[start of MATERIAL]

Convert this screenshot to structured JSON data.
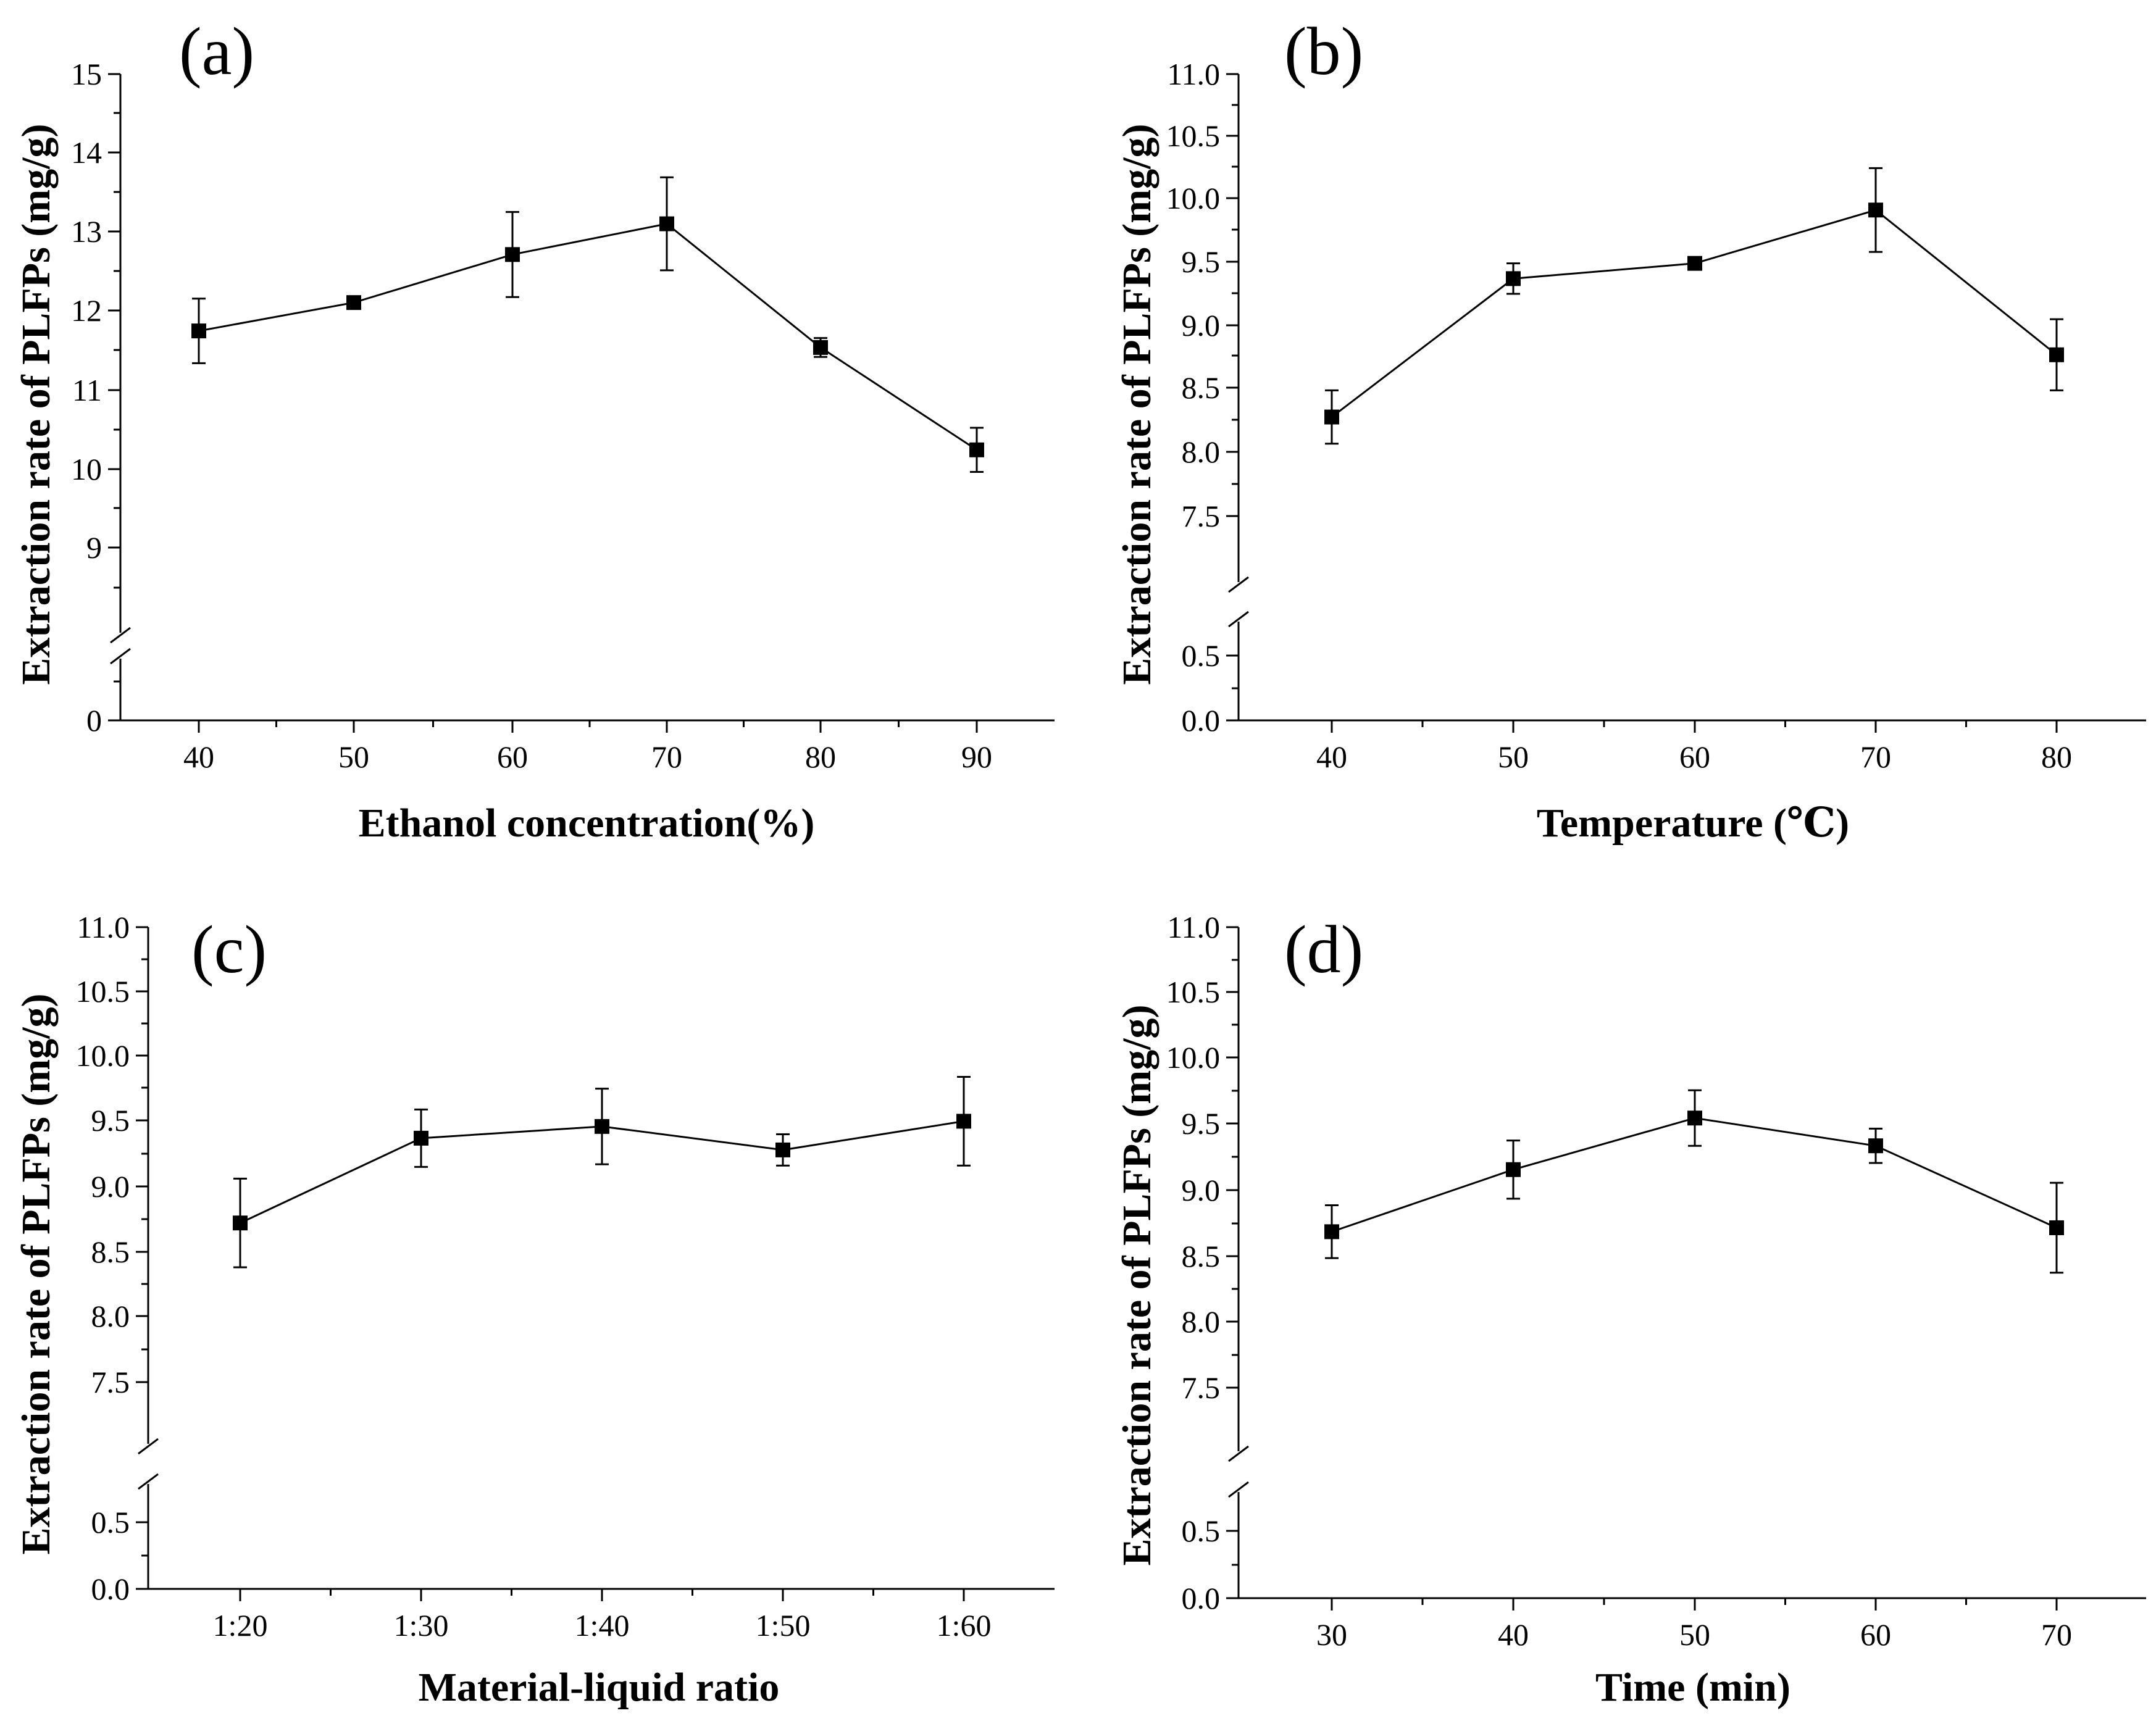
{
  "figure": {
    "panels": [
      {
        "panel_label": "(a)",
        "ylabel": "Extraction rate of PLFPs (mg/g)",
        "xlabel": "Ethanol concentration(%)"
      },
      {
        "panel_label": "(b)",
        "ylabel": "Extraction rate of PLFPs (mg/g)",
        "xlabel": "Temperature (℃)"
      },
      {
        "panel_label": "(c)",
        "ylabel": "Extraction rate of PLFPs (mg/g)",
        "xlabel": "Material-liquid ratio"
      },
      {
        "panel_label": "(d)",
        "ylabel": "Extraction rate of PLFPs (mg/g)",
        "xlabel": "Time (min)"
      }
    ]
  },
  "chart_data": [
    {
      "type": "line",
      "title": "",
      "xlabel": "Ethanol concentration(%)",
      "ylabel": "Extraction rate of PLFPs (mg/g)",
      "x": [
        40,
        50,
        60,
        70,
        80,
        90
      ],
      "x_tick_labels": [
        "40",
        "50",
        "60",
        "70",
        "80",
        "90"
      ],
      "xlim": [
        35,
        95
      ],
      "series": [
        {
          "values": [
            11.75,
            12.11,
            12.72,
            13.11,
            11.54,
            10.24
          ],
          "error": [
            0.41,
            0.07,
            0.54,
            0.59,
            0.12,
            0.28
          ],
          "marker": "square"
        }
      ],
      "ylim": [
        0,
        15
      ],
      "y_break": [
        0,
        8
      ],
      "y_tick_labels": [
        "0",
        "9",
        "10",
        "11",
        "12",
        "13",
        "14",
        "15"
      ],
      "grid": false,
      "legend": "none"
    },
    {
      "type": "line",
      "title": "",
      "xlabel": "Temperature (℃)",
      "ylabel": "Extraction rate of PLFPs (mg/g)",
      "x": [
        40,
        50,
        60,
        70,
        80
      ],
      "x_tick_labels": [
        "40",
        "50",
        "60",
        "70",
        "80"
      ],
      "xlim": [
        35,
        85
      ],
      "series": [
        {
          "values": [
            8.28,
            9.37,
            9.49,
            9.91,
            8.77
          ],
          "error": [
            0.21,
            0.12,
            0.04,
            0.33,
            0.28
          ],
          "marker": "square"
        }
      ],
      "ylim": [
        0,
        11
      ],
      "y_break": [
        0.7,
        7.2
      ],
      "y_tick_labels": [
        "0.0",
        "0.5",
        "7.5",
        "8.0",
        "8.5",
        "9.0",
        "9.5",
        "10.0",
        "10.5",
        "11.0"
      ],
      "grid": false,
      "legend": "none"
    },
    {
      "type": "line",
      "title": "",
      "xlabel": "Material-liquid ratio",
      "ylabel": "Extraction rate of PLFPs (mg/g)",
      "categories": [
        "1:20",
        "1:30",
        "1:40",
        "1:50",
        "1:60"
      ],
      "series": [
        {
          "values": [
            8.72,
            9.37,
            9.46,
            9.28,
            9.5
          ],
          "error": [
            0.34,
            0.22,
            0.29,
            0.12,
            0.34
          ],
          "marker": "square"
        }
      ],
      "ylim": [
        0,
        11
      ],
      "y_break": [
        0.7,
        7.2
      ],
      "y_tick_labels": [
        "0.0",
        "0.5",
        "7.5",
        "8.0",
        "8.5",
        "9.0",
        "9.5",
        "10.0",
        "10.5",
        "11.0"
      ],
      "grid": false,
      "legend": "none"
    },
    {
      "type": "line",
      "title": "",
      "xlabel": "Time (min)",
      "ylabel": "Extraction rate of PLFPs (mg/g)",
      "x": [
        30,
        40,
        50,
        60,
        70
      ],
      "x_tick_labels": [
        "30",
        "40",
        "50",
        "60",
        "70"
      ],
      "xlim": [
        25,
        75
      ],
      "series": [
        {
          "values": [
            8.68,
            9.15,
            9.54,
            9.33,
            8.71
          ],
          "error": [
            0.2,
            0.22,
            0.21,
            0.13,
            0.34
          ],
          "marker": "square"
        }
      ],
      "ylim": [
        0,
        11
      ],
      "y_break": [
        0.7,
        7.2
      ],
      "y_tick_labels": [
        "0.0",
        "0.5",
        "7.5",
        "8.0",
        "8.5",
        "9.0",
        "9.5",
        "10.0",
        "10.5",
        "11.0"
      ],
      "grid": false,
      "legend": "none"
    }
  ]
}
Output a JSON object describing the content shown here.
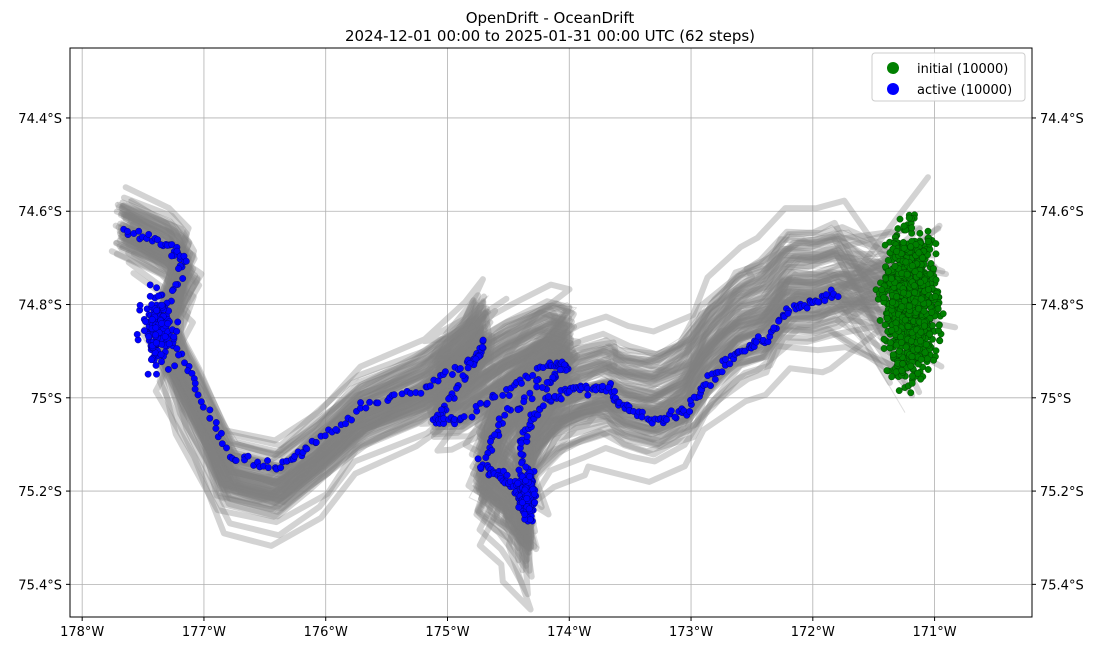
{
  "chart_data": {
    "type": "scatter",
    "title": "OpenDrift - OceanDrift",
    "subtitle": "2024-12-01 00:00 to 2025-01-31 00:00 UTC (62 steps)",
    "xlabel": "",
    "ylabel": "",
    "x_ticks": [
      {
        "value": -178,
        "label": "178°W"
      },
      {
        "value": -177,
        "label": "177°W"
      },
      {
        "value": -176,
        "label": "176°W"
      },
      {
        "value": -175,
        "label": "175°W"
      },
      {
        "value": -174,
        "label": "174°W"
      },
      {
        "value": -173,
        "label": "173°W"
      },
      {
        "value": -172,
        "label": "172°W"
      },
      {
        "value": -171,
        "label": "171°W"
      }
    ],
    "y_ticks": [
      {
        "value": -74.4,
        "label": "74.4°S"
      },
      {
        "value": -74.6,
        "label": "74.6°S"
      },
      {
        "value": -74.8,
        "label": "74.8°S"
      },
      {
        "value": -75.0,
        "label": "75°S"
      },
      {
        "value": -75.2,
        "label": "75.2°S"
      },
      {
        "value": -75.4,
        "label": "75.4°S"
      }
    ],
    "xlim": [
      -178.1,
      -170.2
    ],
    "ylim": [
      -75.47,
      -74.25
    ],
    "grid": true,
    "legend_position": "top-right",
    "series": [
      {
        "name": "initial (10000)",
        "color": "#008000",
        "center": [
          -171.2,
          -74.8
        ],
        "spread": [
          0.2,
          0.14
        ]
      },
      {
        "name": "active (10000)",
        "color": "#0000ff",
        "path": [
          [
            -177.65,
            -74.64
          ],
          [
            -177.3,
            -74.67
          ],
          [
            -177.15,
            -74.7
          ],
          [
            -177.35,
            -74.83
          ],
          [
            -177.1,
            -74.96
          ],
          [
            -176.8,
            -75.12
          ],
          [
            -176.4,
            -75.15
          ],
          [
            -176.1,
            -75.1
          ],
          [
            -175.7,
            -75.02
          ],
          [
            -175.2,
            -74.98
          ],
          [
            -174.8,
            -74.92
          ],
          [
            -174.7,
            -74.89
          ],
          [
            -174.95,
            -74.99
          ],
          [
            -175.1,
            -75.05
          ],
          [
            -174.9,
            -75.05
          ],
          [
            -174.5,
            -74.98
          ],
          [
            -174.15,
            -74.93
          ],
          [
            -174.0,
            -74.93
          ],
          [
            -174.2,
            -74.97
          ],
          [
            -174.55,
            -75.05
          ],
          [
            -174.72,
            -75.15
          ],
          [
            -174.55,
            -75.17
          ],
          [
            -174.45,
            -75.19
          ],
          [
            -174.35,
            -75.24
          ],
          [
            -174.4,
            -75.1
          ],
          [
            -174.3,
            -75.04
          ],
          [
            -174.1,
            -74.99
          ],
          [
            -173.9,
            -74.98
          ],
          [
            -173.7,
            -74.98
          ],
          [
            -173.55,
            -75.02
          ],
          [
            -173.3,
            -75.05
          ],
          [
            -173.05,
            -75.03
          ],
          [
            -172.85,
            -74.96
          ],
          [
            -172.6,
            -74.9
          ],
          [
            -172.4,
            -74.88
          ],
          [
            -172.2,
            -74.81
          ],
          [
            -172.0,
            -74.8
          ],
          [
            -171.8,
            -74.77
          ]
        ],
        "clusters": [
          {
            "center": [
              -177.38,
              -74.85
            ],
            "spread": [
              0.1,
              0.06
            ]
          },
          {
            "center": [
              -174.35,
              -75.21
            ],
            "spread": [
              0.05,
              0.04
            ]
          }
        ]
      }
    ],
    "trajectories": {
      "color": "#808080",
      "count": 10000
    }
  }
}
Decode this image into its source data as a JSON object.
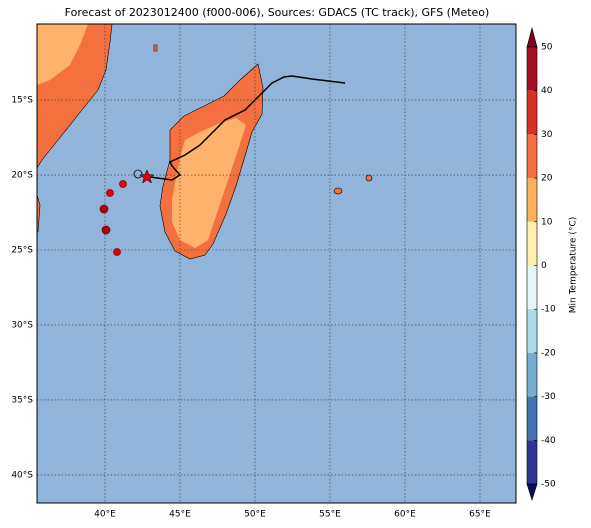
{
  "title": "Forecast of 2023012400 (f000-006), Sources: GDACS (TC track), GFS (Meteo)",
  "map": {
    "ocean_color": "#91b5da",
    "land_colors": [
      "#f4703f",
      "#fdb36b"
    ],
    "lon_ticks": [
      {
        "value": 40,
        "label": "40°E"
      },
      {
        "value": 45,
        "label": "45°E"
      },
      {
        "value": 50,
        "label": "50°E"
      },
      {
        "value": 55,
        "label": "55°E"
      },
      {
        "value": 60,
        "label": "60°E"
      },
      {
        "value": 65,
        "label": "65°E"
      }
    ],
    "lat_ticks": [
      {
        "value": -15,
        "label": "15°S"
      },
      {
        "value": -20,
        "label": "20°S"
      },
      {
        "value": -25,
        "label": "25°S"
      },
      {
        "value": -30,
        "label": "30°S"
      },
      {
        "value": -35,
        "label": "35°S"
      },
      {
        "value": -40,
        "label": "40°S"
      }
    ],
    "lonlim": [
      35.47,
      67.4
    ],
    "latlim": [
      -9.93,
      -41.87
    ]
  },
  "colorbar": {
    "label": "Min Temperature (°C)",
    "ticks": [
      50,
      40,
      30,
      20,
      10,
      0,
      -10,
      -20,
      -30,
      -40,
      -50
    ],
    "colors": [
      "#800020",
      "#a50f23",
      "#d73027",
      "#f46d43",
      "#fdae61",
      "#fef0b0",
      "#e6f5f9",
      "#abd9e9",
      "#74add1",
      "#4575b4",
      "#313695",
      "#0b0b6e"
    ]
  }
}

[end of MATERIAL]

Extract from the material all lines containing the string "concentration".

        "xlabel": "Ethanol concentration(%)"
      "xlabel": "Ethanol concentration(%)",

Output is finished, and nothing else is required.